- [Exercise description] Locate the string "nutrient" in the listing below. Copy every line where it is found.

[start]

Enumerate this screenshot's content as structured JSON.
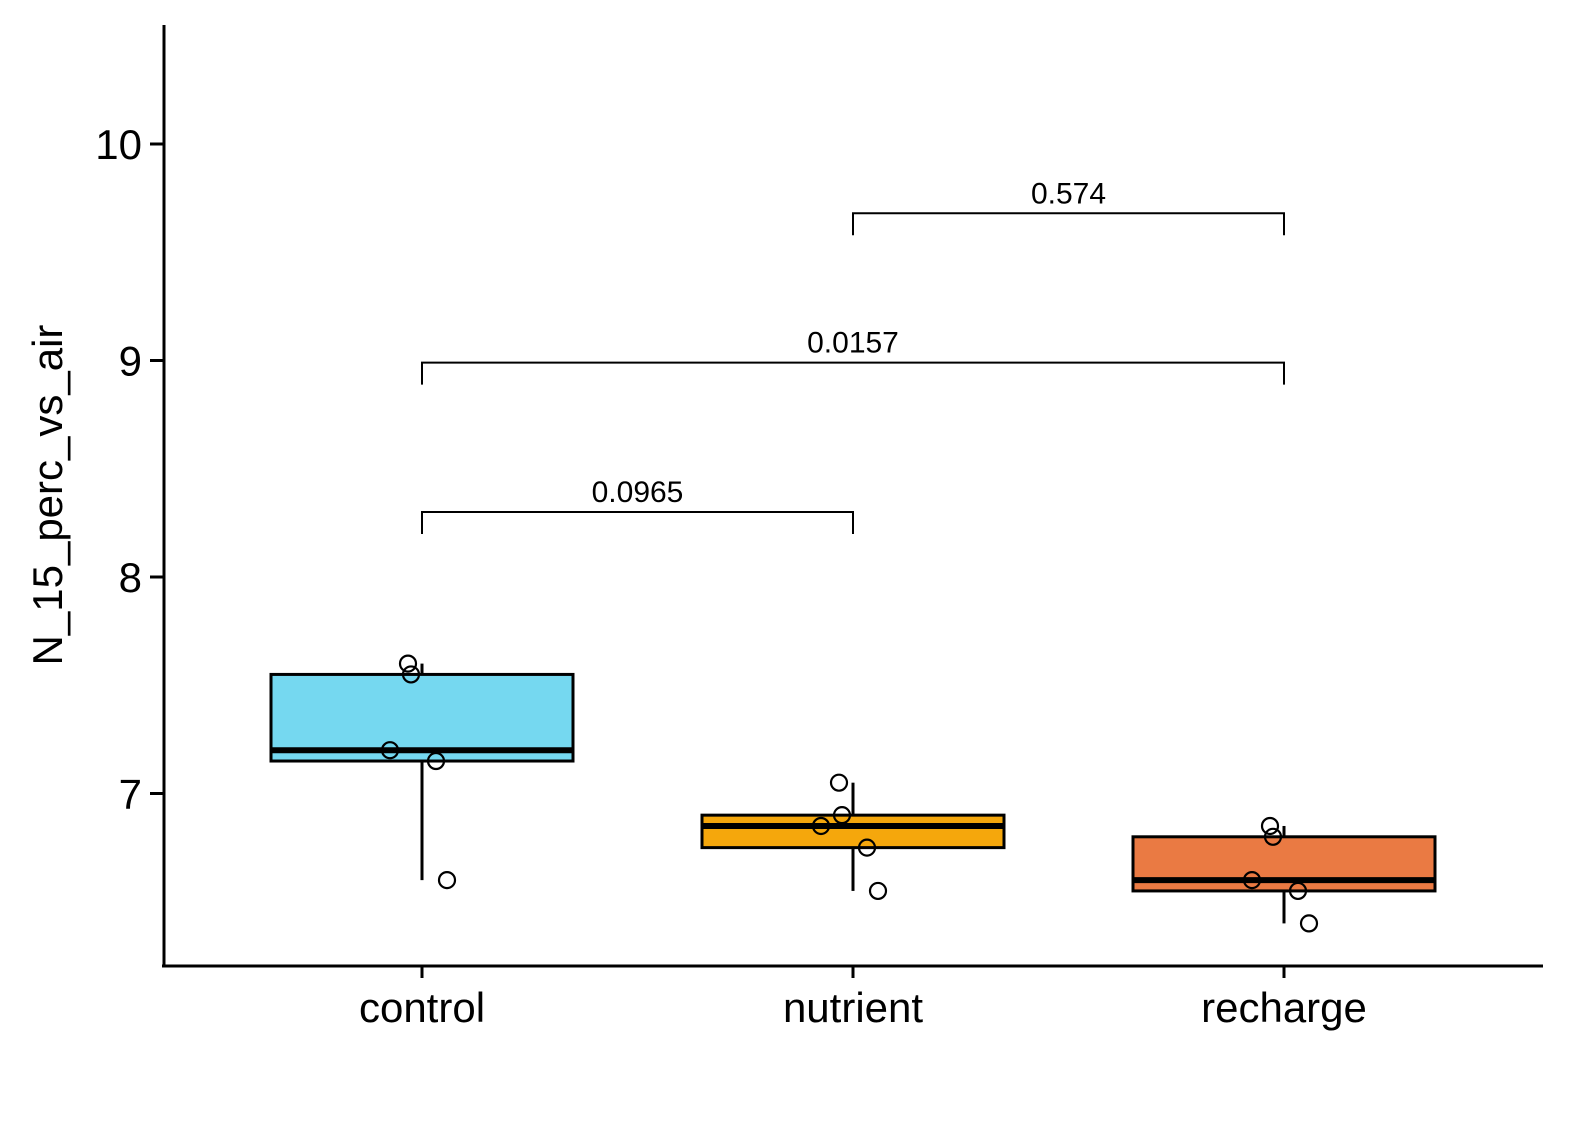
{
  "chart_data": {
    "type": "box",
    "title": "",
    "xlabel": "",
    "ylabel": "N_15_perc_vs_air",
    "categories": [
      "control",
      "nutrient",
      "recharge"
    ],
    "ylim": [
      6.25,
      10.55
    ],
    "yticks": [
      7,
      8,
      9,
      10
    ],
    "ytick_labels": [
      "7",
      "8",
      "9",
      "10"
    ],
    "grid": false,
    "legend": "none",
    "boxes": [
      {
        "category": "control",
        "color": "#75D8F0",
        "q1": 7.15,
        "median": 7.2,
        "q3": 7.55,
        "whisker_low": 6.6,
        "whisker_high": 7.6,
        "points": [
          7.6,
          7.55,
          7.2,
          7.15,
          6.6
        ]
      },
      {
        "category": "nutrient",
        "color": "#F5A70C",
        "q1": 6.75,
        "median": 6.85,
        "q3": 6.9,
        "whisker_low": 6.55,
        "whisker_high": 7.05,
        "points": [
          7.05,
          6.9,
          6.85,
          6.75,
          6.55
        ]
      },
      {
        "category": "recharge",
        "color": "#EA7A43",
        "q1": 6.55,
        "median": 6.6,
        "q3": 6.8,
        "whisker_low": 6.4,
        "whisker_high": 6.85,
        "points": [
          6.85,
          6.8,
          6.6,
          6.55,
          6.4
        ]
      }
    ],
    "comparisons": [
      {
        "from": "control",
        "to": "nutrient",
        "y": 8.3,
        "label": "0.0965"
      },
      {
        "from": "control",
        "to": "recharge",
        "y": 8.99,
        "label": "0.0157"
      },
      {
        "from": "nutrient",
        "to": "recharge",
        "y": 9.68,
        "label": "0.574"
      }
    ]
  }
}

[end]

- [Complete output]
      "nutrient",
        "category": "nutrient",
        "to": "nutrient",
        "from": "nutrient",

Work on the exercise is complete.